Aim: Show every line where "looking" occurs.
** BEGIN **
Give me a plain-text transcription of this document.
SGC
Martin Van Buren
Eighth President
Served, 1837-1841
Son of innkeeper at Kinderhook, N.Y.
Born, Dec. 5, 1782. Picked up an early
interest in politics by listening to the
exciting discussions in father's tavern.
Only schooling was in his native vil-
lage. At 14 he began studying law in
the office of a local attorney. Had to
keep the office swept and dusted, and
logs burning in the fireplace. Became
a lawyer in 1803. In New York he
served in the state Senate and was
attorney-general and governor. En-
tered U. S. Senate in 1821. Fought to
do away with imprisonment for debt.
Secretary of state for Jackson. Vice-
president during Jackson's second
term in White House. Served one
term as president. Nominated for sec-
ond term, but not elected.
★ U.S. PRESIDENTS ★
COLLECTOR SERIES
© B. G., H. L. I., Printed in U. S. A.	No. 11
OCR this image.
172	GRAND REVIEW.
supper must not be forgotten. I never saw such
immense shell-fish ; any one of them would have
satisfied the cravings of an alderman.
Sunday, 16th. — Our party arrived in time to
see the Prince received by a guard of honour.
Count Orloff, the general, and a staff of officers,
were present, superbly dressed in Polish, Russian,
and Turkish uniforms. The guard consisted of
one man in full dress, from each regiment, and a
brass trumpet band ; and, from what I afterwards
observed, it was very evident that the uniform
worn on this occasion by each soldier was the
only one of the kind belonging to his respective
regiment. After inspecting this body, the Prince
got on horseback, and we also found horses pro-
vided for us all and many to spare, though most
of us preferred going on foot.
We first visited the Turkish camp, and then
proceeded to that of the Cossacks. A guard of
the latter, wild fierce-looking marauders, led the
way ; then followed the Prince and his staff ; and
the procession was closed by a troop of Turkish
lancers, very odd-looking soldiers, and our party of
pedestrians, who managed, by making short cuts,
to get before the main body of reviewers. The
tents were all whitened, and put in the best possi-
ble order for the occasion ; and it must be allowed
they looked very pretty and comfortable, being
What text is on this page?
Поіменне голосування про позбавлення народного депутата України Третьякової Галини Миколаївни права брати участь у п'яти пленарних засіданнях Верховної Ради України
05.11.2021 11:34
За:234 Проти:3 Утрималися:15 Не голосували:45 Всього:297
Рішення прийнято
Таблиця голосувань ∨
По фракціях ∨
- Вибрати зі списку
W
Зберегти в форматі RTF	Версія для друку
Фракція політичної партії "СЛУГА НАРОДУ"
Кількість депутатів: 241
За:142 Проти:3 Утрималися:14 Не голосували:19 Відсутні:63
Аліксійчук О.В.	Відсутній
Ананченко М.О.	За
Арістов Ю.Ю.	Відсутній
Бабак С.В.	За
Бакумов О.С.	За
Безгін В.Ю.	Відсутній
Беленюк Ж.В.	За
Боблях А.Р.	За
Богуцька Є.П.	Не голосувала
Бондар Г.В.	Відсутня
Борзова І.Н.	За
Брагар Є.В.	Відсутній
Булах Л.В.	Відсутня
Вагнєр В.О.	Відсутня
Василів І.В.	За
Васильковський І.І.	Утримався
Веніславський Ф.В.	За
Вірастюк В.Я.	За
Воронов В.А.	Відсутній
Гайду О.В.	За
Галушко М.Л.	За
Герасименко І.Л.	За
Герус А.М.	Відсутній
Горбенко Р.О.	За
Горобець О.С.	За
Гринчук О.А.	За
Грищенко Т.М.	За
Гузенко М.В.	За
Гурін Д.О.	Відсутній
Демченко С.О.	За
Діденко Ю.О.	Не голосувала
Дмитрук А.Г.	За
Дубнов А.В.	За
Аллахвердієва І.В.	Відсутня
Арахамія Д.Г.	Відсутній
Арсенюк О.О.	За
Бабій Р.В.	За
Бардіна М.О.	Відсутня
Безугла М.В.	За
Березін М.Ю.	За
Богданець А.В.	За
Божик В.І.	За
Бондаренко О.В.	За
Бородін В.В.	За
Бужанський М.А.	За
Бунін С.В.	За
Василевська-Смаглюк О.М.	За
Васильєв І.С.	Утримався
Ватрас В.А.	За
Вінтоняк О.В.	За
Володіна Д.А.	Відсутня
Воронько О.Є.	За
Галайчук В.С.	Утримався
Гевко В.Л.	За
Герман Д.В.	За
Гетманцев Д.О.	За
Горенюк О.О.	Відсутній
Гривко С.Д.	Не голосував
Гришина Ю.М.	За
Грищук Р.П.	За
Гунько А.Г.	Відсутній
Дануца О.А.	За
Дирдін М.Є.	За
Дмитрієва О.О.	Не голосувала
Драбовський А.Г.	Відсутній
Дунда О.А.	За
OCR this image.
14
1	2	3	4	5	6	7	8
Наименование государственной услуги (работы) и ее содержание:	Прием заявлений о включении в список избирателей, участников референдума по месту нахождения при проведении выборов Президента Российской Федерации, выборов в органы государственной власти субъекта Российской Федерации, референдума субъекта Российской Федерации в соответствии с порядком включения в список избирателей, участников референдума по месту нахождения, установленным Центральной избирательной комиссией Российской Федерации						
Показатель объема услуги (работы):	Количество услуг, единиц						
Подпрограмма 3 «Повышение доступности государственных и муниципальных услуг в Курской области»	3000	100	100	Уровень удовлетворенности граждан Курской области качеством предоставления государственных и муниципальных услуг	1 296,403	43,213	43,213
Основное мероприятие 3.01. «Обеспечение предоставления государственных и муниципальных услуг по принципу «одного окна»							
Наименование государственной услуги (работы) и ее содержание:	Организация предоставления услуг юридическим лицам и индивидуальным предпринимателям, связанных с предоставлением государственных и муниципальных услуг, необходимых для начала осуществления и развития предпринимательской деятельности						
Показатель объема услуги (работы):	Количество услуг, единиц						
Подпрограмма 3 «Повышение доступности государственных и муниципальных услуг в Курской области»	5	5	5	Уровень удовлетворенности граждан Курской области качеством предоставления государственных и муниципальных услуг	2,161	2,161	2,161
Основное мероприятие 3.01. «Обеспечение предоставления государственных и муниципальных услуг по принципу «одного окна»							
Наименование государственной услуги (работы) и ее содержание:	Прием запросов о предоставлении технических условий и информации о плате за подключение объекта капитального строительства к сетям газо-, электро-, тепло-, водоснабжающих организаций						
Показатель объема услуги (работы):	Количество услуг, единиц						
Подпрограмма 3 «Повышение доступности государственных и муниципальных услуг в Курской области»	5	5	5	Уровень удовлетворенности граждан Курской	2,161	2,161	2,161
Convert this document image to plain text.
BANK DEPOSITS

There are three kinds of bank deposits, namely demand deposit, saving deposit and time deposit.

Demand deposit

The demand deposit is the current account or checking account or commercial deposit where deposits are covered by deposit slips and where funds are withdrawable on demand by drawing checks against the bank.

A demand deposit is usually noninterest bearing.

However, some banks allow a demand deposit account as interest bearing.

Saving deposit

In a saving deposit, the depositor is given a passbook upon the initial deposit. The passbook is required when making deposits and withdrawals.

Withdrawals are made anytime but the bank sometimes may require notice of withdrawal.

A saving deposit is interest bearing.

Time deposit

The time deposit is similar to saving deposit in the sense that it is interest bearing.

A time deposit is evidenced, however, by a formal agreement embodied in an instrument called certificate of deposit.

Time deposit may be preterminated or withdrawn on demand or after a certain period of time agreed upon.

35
** END **
Correct response:
the latter, wild fierce-looking marauders, led the
lancers, very odd-looking soldiers, and our party of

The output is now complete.